START Record set

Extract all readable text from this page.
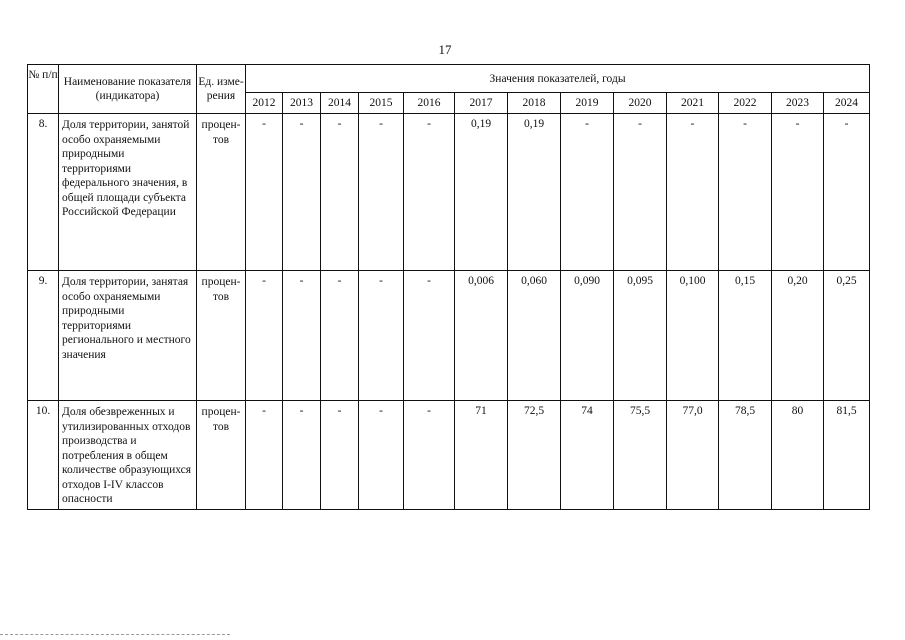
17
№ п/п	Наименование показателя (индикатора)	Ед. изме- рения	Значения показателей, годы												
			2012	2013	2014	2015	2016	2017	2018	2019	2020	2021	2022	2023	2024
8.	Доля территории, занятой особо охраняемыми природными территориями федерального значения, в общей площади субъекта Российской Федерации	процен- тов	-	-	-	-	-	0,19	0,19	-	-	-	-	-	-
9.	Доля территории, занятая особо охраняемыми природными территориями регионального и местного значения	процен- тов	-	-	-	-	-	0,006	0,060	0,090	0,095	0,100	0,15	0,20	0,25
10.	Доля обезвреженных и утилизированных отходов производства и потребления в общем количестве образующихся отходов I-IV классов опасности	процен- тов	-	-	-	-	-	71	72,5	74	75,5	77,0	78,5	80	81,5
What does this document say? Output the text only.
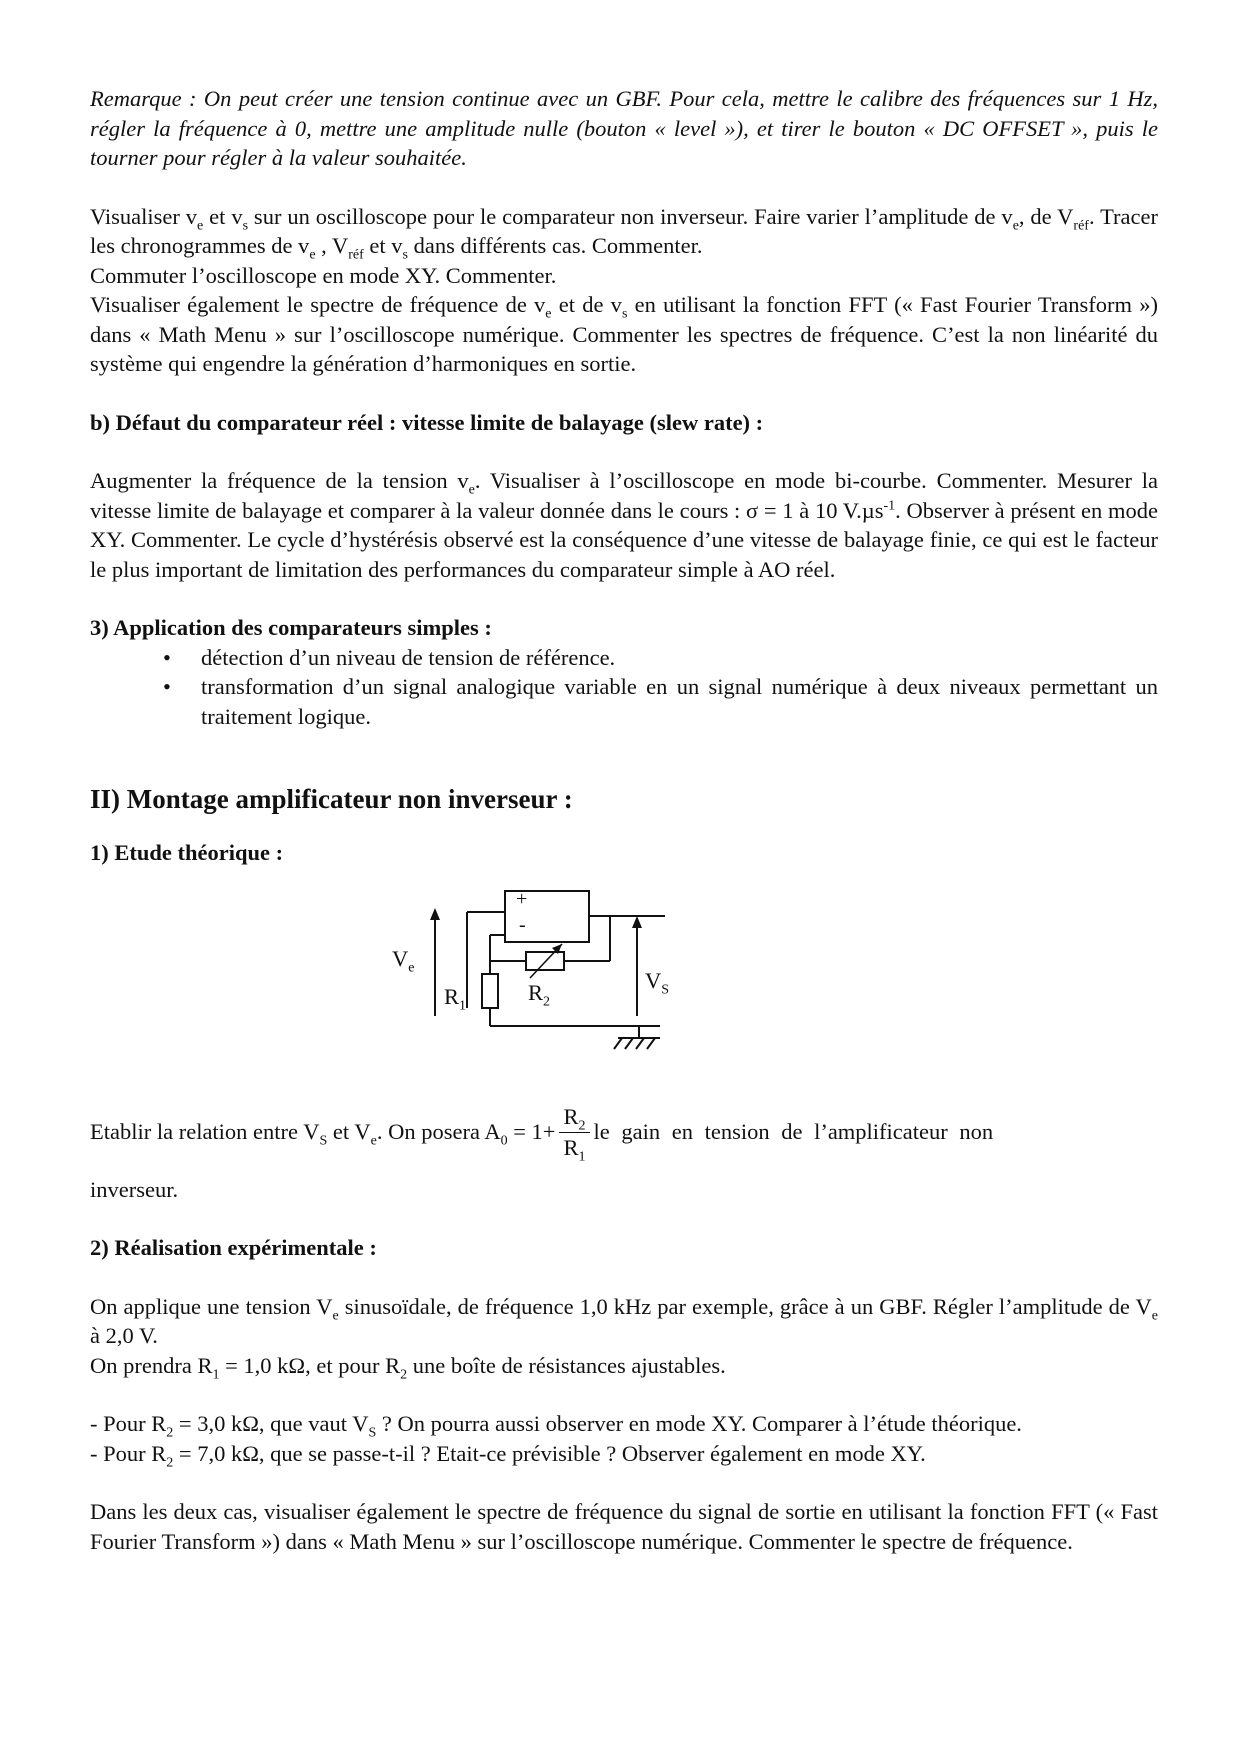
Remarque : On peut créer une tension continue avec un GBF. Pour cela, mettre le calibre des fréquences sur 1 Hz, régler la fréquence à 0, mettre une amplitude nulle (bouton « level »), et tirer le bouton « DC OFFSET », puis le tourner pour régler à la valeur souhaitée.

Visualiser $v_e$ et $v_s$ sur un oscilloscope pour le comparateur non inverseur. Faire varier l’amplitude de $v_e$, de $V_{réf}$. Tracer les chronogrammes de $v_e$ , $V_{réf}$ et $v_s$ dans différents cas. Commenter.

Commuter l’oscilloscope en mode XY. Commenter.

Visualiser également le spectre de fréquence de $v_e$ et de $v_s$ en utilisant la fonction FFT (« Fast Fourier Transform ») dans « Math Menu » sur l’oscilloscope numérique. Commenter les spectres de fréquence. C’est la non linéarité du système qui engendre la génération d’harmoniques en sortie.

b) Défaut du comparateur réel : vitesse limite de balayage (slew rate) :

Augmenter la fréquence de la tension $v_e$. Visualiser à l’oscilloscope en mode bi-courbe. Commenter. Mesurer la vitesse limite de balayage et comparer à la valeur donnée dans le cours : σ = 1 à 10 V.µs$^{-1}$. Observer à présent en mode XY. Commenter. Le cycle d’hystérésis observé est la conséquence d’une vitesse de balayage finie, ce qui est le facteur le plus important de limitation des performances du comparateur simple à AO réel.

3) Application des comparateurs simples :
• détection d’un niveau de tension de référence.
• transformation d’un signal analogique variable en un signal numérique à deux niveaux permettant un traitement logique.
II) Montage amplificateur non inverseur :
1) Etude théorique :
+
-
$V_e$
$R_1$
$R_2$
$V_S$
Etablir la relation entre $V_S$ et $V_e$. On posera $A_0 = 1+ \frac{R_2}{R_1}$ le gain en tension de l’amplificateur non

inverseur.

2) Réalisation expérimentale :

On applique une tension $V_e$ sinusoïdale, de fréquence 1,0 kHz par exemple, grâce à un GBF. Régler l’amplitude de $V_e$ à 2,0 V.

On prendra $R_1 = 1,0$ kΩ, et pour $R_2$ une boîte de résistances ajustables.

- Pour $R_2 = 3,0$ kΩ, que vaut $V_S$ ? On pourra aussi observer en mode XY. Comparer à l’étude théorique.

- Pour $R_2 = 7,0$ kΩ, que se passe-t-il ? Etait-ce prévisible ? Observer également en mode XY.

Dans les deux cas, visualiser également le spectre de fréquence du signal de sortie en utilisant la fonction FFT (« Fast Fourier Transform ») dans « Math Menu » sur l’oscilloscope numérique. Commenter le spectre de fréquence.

END Record set
START Record set

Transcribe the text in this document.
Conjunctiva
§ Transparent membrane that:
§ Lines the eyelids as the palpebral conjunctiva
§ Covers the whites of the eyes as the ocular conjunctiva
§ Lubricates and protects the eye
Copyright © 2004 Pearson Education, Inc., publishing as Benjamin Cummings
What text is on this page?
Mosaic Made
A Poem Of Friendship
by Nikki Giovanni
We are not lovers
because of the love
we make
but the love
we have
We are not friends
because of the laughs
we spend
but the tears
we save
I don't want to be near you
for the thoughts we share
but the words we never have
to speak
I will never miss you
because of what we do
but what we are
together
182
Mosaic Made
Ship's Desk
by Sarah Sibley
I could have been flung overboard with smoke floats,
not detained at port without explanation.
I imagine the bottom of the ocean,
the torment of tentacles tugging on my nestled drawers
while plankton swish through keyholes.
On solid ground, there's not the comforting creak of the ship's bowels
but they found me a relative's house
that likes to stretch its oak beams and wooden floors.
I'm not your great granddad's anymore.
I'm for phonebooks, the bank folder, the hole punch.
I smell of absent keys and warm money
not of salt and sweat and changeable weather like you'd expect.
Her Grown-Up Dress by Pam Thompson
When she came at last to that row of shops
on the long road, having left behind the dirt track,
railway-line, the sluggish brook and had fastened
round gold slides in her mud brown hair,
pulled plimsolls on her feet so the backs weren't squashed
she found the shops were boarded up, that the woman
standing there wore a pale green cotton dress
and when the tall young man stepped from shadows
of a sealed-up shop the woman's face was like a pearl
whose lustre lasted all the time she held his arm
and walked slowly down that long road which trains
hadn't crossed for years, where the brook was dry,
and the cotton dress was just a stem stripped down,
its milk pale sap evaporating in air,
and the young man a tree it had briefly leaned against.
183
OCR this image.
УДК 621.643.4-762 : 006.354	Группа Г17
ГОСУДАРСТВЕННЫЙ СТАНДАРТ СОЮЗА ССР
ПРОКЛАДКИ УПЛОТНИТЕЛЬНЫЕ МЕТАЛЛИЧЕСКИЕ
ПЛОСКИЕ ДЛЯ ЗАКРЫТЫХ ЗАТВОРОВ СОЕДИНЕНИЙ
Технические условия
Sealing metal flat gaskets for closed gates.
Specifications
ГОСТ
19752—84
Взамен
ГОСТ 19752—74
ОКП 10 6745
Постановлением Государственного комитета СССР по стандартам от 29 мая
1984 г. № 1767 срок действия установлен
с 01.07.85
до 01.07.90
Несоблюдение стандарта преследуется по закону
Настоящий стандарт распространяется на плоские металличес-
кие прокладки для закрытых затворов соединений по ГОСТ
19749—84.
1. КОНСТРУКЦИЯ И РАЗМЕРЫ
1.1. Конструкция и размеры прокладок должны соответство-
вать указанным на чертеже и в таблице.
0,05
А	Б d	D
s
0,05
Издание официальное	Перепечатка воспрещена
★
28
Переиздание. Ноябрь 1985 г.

END Record set

• **Goal of the exercise**:
Going through the records above, state how many lines carry "brook", with no other text.

• **Result**:
2